[Directions] Copy the lines below verbatim, beginning with the line that includes "Convert this document image to plain text." and continuing to the end; leave out everything before it.

(Dataset records)
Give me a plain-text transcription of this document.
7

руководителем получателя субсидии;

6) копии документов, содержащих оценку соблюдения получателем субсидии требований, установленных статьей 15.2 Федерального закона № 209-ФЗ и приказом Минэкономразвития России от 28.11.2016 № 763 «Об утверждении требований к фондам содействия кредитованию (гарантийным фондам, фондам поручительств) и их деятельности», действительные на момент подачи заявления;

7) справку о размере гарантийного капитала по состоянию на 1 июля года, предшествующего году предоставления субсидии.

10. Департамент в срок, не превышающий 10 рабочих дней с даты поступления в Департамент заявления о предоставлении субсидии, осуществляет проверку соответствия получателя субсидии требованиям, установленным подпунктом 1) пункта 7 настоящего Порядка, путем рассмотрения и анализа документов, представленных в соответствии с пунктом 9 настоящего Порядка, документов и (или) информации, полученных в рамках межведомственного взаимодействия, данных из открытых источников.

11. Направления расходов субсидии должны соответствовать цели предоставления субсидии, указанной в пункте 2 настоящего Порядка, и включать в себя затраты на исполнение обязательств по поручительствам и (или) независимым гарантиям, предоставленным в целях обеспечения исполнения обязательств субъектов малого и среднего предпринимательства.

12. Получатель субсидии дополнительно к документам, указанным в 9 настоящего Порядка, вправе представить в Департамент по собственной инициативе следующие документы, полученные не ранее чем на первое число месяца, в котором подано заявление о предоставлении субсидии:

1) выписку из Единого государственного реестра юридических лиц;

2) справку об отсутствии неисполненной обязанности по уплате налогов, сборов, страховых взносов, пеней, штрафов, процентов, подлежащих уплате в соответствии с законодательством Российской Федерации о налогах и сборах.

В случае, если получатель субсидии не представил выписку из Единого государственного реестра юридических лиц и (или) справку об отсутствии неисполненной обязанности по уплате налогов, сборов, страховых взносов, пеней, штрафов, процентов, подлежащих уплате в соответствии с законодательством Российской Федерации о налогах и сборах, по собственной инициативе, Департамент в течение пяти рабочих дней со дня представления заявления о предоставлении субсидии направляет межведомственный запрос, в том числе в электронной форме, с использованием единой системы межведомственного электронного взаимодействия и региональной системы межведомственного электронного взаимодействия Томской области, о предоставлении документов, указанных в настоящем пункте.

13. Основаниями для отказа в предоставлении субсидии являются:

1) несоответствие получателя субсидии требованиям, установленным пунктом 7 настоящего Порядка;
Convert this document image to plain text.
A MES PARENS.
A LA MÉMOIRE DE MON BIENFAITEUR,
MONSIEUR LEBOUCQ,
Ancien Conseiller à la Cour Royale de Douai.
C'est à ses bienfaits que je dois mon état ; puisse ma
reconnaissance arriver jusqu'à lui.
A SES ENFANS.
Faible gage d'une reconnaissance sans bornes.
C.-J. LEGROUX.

[Exercise solution]
Convert this document image to plain text.
A MES PARENS.
A LA MÉMOIRE DE MON BIENFAITEUR,
MONSIEUR LEBOUCQ,
Ancien Conseiller à la Cour Royale de Douai.
C'est à ses bienfaits que je dois mon état ; puisse ma
reconnaissance arriver jusqu'à lui.
A SES ENFANS.
Faible gage d'une reconnaissance sans bornes.
C.-J. LEGROUX.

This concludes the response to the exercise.